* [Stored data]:
## Start

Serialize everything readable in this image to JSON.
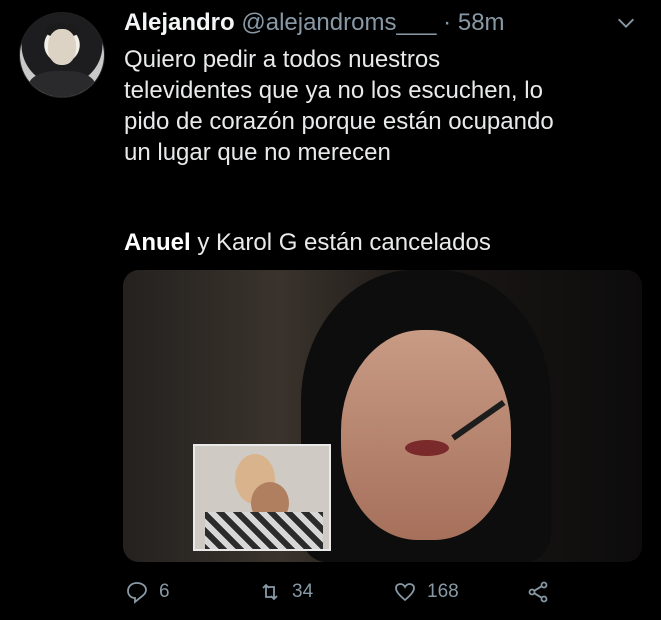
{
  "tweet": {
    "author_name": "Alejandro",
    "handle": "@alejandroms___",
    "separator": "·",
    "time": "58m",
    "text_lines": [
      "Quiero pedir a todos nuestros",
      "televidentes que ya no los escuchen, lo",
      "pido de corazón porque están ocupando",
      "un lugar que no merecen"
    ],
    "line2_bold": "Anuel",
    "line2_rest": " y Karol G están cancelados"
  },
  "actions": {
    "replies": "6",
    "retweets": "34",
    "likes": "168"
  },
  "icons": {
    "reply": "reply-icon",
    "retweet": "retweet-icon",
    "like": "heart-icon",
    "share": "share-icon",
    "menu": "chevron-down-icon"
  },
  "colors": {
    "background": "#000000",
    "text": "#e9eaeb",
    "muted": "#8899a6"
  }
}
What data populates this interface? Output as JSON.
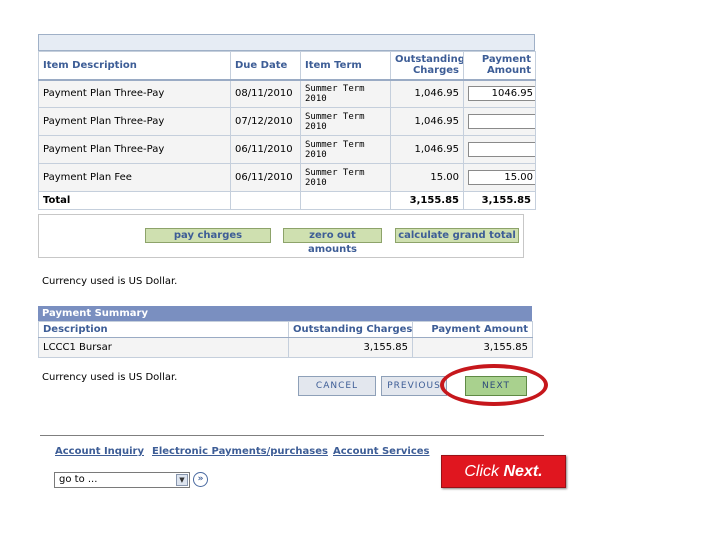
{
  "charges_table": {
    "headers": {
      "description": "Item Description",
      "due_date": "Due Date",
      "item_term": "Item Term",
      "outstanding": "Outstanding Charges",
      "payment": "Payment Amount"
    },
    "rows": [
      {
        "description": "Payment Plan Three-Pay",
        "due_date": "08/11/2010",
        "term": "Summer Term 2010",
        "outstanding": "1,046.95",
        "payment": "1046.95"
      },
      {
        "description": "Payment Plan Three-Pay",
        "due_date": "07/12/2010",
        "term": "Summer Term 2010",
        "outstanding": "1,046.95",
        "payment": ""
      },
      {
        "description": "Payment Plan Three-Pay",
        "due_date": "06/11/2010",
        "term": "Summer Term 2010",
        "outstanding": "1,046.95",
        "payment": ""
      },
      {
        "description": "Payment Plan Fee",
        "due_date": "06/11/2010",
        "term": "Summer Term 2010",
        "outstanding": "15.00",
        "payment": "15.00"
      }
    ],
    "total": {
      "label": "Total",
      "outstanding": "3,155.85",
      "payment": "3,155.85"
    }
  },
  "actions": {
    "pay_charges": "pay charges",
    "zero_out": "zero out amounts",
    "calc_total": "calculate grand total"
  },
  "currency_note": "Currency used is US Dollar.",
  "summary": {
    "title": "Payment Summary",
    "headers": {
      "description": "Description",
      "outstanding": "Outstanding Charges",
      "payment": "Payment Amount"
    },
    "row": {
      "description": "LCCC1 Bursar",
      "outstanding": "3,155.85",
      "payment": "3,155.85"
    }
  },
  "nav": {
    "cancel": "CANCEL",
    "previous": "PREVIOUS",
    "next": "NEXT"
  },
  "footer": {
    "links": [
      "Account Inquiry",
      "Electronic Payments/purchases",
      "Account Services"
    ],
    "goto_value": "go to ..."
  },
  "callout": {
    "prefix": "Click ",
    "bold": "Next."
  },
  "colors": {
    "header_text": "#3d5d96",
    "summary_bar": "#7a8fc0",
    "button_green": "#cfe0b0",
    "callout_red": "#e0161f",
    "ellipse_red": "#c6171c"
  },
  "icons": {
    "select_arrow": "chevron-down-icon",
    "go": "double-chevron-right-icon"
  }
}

## End
## Start

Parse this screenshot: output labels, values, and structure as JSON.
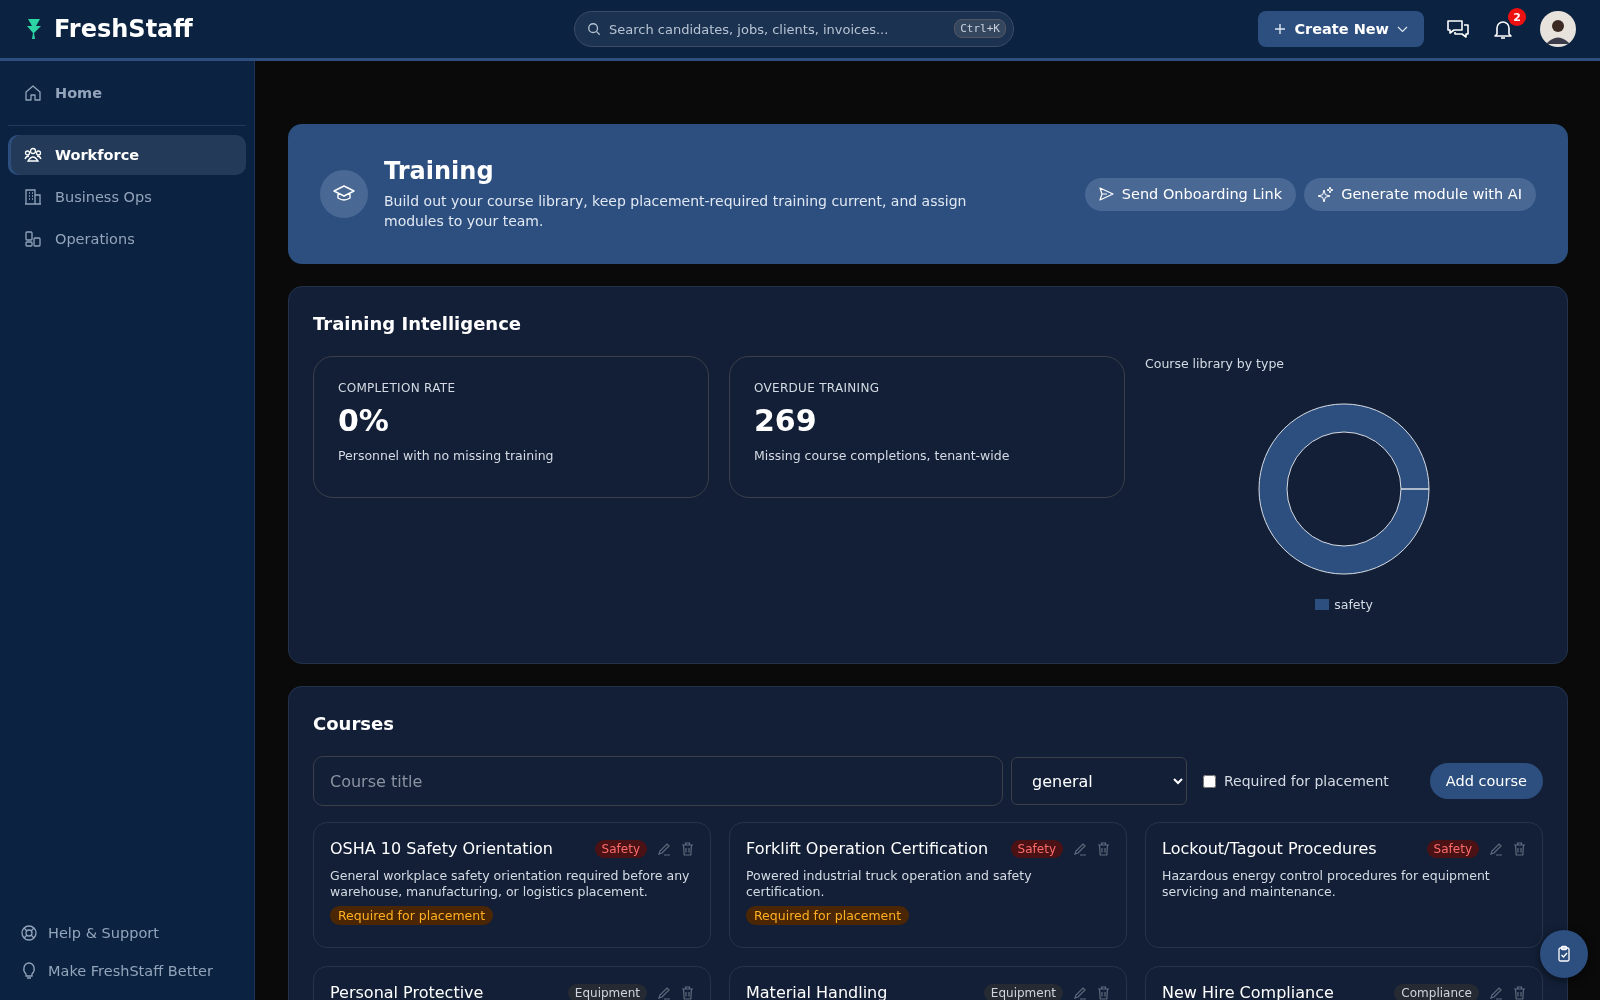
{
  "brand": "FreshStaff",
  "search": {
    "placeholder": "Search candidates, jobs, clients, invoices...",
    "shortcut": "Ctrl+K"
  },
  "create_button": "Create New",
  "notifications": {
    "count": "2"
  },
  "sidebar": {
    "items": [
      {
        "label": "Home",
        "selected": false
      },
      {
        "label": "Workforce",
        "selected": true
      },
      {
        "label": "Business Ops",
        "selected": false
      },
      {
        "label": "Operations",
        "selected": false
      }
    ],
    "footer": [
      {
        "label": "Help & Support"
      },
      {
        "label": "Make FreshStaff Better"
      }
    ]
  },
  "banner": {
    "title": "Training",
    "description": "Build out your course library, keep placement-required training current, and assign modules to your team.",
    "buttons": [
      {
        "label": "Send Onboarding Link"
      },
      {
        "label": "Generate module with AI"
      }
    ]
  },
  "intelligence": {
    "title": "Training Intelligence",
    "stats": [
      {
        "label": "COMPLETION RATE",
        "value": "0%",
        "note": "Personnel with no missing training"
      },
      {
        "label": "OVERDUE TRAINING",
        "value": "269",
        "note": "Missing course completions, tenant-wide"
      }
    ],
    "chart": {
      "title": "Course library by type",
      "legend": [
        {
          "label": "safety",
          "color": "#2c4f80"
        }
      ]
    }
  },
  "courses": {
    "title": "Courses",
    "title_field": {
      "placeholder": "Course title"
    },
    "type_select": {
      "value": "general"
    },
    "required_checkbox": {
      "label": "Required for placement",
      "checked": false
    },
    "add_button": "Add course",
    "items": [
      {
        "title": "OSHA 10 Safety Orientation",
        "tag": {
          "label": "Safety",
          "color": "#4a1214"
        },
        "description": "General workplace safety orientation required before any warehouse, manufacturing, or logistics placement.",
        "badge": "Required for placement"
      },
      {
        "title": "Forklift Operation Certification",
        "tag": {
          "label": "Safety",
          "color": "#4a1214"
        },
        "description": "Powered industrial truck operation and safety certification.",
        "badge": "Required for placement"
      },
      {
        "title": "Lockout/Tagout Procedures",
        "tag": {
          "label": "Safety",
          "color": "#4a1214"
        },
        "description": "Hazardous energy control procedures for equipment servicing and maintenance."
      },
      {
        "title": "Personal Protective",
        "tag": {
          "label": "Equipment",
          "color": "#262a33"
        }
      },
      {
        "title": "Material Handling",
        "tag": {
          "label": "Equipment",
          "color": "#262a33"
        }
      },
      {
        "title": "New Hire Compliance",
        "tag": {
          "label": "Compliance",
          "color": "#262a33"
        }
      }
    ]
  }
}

## End

Gather and return every line that holds the string "placement".

* [EXPECTED ANSWER]:
    "description": "Build out your course library, keep placement-required training current, and assign modules to your team.",
      "label": "Required for placement",
        "description": "General workplace safety orientation required before any warehouse, manufacturing, or logistics placement.",
        "badge": "Required for placement"
        "badge": "Required for placement"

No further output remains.